[Stored records]
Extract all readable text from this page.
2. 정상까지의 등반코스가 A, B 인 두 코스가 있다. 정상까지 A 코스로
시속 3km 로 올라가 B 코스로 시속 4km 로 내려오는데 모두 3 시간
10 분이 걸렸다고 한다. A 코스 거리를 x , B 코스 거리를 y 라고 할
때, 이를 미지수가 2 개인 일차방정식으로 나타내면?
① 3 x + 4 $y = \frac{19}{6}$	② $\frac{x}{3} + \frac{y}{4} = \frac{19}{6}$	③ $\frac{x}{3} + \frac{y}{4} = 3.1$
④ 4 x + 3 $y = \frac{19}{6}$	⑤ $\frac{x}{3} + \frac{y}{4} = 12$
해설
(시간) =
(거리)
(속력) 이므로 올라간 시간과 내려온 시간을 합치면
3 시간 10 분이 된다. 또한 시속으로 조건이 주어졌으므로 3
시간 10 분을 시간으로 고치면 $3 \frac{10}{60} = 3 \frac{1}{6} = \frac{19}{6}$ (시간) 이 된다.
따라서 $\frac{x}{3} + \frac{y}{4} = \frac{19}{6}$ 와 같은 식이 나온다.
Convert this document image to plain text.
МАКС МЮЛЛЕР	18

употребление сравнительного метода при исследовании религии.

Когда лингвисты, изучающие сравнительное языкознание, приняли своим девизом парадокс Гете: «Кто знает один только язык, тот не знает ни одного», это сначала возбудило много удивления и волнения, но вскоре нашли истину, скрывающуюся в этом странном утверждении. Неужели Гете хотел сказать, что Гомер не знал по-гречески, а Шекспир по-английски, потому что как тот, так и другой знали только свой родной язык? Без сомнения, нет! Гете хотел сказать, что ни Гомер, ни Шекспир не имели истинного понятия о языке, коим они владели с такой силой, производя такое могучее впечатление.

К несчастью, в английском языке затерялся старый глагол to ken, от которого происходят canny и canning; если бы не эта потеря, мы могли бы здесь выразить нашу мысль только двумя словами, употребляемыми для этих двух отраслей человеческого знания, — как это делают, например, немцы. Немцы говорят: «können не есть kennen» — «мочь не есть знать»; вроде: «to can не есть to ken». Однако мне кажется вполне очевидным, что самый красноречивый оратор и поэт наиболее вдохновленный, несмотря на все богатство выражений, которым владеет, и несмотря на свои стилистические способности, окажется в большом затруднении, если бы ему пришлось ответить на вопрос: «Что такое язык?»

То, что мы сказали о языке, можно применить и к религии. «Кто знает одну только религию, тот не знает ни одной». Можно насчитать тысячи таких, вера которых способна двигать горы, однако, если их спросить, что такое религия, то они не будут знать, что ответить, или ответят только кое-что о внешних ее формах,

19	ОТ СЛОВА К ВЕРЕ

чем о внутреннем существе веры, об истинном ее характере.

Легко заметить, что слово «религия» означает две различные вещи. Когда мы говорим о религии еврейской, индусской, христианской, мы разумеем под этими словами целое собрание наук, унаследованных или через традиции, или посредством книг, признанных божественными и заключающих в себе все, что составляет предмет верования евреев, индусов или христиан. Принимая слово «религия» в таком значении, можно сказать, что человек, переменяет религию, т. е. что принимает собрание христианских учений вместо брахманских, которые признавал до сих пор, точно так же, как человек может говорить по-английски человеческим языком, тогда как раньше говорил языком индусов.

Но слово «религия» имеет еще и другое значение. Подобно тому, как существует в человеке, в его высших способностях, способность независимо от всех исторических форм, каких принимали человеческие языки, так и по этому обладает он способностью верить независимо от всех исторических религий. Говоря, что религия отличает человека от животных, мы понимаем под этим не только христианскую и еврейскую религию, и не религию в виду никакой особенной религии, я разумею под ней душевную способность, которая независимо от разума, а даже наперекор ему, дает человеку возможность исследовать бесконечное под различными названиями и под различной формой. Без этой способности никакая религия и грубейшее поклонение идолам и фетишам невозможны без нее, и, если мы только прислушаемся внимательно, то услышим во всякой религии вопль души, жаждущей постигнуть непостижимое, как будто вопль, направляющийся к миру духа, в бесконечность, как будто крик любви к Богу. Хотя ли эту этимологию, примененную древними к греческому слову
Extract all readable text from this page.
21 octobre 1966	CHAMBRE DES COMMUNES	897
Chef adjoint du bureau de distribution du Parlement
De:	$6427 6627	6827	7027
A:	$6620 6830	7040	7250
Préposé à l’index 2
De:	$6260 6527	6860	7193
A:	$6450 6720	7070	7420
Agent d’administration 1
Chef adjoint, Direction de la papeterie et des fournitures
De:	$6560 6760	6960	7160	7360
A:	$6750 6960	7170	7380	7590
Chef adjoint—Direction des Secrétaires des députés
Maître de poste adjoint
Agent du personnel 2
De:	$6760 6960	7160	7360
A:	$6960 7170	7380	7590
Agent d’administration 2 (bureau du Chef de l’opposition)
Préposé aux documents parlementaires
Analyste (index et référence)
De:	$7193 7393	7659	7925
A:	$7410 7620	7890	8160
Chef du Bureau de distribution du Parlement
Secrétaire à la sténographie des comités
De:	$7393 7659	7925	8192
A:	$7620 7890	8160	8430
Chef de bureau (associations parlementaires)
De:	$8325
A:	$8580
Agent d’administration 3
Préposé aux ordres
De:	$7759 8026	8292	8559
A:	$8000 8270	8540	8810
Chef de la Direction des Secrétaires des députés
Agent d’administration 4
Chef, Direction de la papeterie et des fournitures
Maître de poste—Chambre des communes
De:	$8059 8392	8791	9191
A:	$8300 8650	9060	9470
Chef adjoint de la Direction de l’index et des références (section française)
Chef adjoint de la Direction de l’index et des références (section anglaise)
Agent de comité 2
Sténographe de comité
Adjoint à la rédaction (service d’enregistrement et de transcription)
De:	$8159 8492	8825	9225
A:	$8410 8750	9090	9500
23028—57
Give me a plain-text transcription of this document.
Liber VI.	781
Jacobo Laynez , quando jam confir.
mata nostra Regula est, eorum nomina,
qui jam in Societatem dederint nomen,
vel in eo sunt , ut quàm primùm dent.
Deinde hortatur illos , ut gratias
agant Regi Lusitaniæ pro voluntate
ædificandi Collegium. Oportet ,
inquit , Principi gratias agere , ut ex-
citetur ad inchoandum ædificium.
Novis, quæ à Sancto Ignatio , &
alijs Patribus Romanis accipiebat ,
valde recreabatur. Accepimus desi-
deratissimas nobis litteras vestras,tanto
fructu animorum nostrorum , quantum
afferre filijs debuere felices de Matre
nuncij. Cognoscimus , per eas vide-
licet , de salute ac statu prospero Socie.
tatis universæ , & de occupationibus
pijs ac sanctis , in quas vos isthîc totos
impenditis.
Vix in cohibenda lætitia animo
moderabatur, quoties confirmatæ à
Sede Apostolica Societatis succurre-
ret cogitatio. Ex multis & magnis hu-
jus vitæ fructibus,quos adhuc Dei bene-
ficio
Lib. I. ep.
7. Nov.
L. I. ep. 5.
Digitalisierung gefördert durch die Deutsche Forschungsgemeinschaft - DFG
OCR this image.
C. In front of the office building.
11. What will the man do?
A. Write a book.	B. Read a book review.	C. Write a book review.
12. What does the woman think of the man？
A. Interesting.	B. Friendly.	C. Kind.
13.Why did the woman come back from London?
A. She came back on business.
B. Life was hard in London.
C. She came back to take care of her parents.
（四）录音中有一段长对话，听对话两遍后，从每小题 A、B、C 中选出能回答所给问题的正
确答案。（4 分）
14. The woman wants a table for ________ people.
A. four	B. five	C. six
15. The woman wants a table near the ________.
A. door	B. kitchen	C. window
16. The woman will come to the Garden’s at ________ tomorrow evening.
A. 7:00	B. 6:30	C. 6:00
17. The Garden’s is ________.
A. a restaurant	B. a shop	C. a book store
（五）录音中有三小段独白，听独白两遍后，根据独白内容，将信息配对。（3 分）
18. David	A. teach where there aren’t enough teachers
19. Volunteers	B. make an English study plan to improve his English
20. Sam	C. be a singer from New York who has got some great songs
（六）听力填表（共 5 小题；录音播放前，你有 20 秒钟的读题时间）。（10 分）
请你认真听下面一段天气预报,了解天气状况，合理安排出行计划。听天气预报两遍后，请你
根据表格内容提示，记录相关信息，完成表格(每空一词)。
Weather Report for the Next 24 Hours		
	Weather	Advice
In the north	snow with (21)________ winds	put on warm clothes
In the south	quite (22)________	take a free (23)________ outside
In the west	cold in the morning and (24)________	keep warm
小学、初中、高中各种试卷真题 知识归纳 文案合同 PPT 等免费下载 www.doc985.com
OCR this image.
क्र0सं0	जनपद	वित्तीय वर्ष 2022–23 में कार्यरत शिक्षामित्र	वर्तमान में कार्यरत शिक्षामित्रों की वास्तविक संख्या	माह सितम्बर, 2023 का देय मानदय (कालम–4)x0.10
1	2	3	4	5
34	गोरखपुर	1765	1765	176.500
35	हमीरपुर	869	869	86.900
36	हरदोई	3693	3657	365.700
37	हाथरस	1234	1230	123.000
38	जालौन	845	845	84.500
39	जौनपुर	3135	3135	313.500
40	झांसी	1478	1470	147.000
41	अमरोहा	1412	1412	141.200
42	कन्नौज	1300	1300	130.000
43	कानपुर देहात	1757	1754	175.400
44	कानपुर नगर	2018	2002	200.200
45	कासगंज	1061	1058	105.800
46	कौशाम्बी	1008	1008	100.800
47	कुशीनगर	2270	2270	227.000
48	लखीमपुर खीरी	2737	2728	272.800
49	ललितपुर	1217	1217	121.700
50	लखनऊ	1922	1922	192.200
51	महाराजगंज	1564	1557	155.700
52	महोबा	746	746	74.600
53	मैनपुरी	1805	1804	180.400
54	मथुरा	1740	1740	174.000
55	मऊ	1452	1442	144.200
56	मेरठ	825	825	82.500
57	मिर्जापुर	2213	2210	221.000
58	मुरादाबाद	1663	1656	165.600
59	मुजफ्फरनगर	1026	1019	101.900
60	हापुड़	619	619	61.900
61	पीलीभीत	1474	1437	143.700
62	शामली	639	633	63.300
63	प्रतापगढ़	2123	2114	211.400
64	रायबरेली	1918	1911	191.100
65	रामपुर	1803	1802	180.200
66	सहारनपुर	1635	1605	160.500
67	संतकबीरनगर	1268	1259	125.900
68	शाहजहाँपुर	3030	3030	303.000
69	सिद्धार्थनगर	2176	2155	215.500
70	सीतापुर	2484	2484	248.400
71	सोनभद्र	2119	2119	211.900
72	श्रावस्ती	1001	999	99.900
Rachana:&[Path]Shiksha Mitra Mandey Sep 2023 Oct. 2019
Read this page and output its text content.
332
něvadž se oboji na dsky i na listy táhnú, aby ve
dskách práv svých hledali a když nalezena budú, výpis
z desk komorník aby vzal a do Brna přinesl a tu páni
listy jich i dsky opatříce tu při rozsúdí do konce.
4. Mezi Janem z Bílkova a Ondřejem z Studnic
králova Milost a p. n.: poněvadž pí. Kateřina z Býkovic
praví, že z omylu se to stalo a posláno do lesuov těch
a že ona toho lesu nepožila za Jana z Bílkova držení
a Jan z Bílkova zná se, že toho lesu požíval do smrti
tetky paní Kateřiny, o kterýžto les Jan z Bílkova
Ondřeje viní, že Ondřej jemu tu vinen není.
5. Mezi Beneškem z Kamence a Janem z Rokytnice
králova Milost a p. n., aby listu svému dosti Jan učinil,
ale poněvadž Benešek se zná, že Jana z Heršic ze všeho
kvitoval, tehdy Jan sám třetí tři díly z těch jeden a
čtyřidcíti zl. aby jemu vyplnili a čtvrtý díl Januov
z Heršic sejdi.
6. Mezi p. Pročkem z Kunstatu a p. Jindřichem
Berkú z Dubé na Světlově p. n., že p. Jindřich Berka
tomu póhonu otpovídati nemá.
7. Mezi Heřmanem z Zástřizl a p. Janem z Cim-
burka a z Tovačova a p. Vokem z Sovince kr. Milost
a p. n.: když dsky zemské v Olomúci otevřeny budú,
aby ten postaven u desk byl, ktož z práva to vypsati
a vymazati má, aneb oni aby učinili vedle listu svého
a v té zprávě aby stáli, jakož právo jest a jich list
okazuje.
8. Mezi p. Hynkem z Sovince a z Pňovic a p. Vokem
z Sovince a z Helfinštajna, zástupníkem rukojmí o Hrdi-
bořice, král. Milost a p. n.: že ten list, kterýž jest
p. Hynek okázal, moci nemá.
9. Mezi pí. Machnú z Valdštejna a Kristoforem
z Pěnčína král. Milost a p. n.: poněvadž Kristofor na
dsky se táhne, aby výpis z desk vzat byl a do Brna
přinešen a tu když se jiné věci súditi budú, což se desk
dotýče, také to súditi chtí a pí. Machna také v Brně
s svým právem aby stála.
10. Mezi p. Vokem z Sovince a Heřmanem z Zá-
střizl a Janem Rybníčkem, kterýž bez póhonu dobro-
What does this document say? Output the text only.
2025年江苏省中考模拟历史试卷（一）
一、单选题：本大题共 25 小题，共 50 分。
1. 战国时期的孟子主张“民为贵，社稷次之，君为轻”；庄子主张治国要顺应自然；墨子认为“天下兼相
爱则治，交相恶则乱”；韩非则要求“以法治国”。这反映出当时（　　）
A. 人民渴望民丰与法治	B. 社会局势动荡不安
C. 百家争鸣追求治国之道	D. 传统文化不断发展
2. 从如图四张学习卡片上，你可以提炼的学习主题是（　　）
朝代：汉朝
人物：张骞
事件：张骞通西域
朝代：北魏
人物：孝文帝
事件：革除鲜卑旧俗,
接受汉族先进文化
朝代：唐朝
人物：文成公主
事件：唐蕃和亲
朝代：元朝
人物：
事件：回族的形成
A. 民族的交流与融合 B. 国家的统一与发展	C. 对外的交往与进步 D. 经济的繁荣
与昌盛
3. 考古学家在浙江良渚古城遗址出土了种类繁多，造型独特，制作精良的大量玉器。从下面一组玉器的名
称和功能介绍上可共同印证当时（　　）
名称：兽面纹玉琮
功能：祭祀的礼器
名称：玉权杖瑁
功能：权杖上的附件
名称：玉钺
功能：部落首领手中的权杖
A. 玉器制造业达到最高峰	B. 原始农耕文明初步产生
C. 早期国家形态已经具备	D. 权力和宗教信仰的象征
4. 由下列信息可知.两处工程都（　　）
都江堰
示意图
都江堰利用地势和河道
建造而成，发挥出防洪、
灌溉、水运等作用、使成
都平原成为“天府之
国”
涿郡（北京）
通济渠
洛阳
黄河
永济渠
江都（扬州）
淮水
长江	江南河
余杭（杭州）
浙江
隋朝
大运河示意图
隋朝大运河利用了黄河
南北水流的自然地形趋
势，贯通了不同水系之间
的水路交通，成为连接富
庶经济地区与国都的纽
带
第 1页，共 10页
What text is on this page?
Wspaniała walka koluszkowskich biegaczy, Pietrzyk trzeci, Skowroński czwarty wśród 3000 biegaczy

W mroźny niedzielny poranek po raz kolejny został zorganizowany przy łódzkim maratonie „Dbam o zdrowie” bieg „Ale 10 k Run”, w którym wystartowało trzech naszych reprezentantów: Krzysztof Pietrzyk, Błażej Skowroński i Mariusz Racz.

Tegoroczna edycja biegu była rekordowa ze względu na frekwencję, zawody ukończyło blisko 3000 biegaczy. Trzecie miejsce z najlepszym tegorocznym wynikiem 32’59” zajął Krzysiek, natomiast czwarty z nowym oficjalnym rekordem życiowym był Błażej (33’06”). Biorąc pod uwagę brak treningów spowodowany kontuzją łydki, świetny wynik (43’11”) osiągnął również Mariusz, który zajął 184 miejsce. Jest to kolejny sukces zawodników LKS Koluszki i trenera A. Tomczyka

(GOAL):
Pick out the lines that include the word "Heršic" and write them out.

(TASK RESPONSE):
ale poněvadž Benešek se zná, že Jana z Heršic ze všeho
z Heršic sejdi.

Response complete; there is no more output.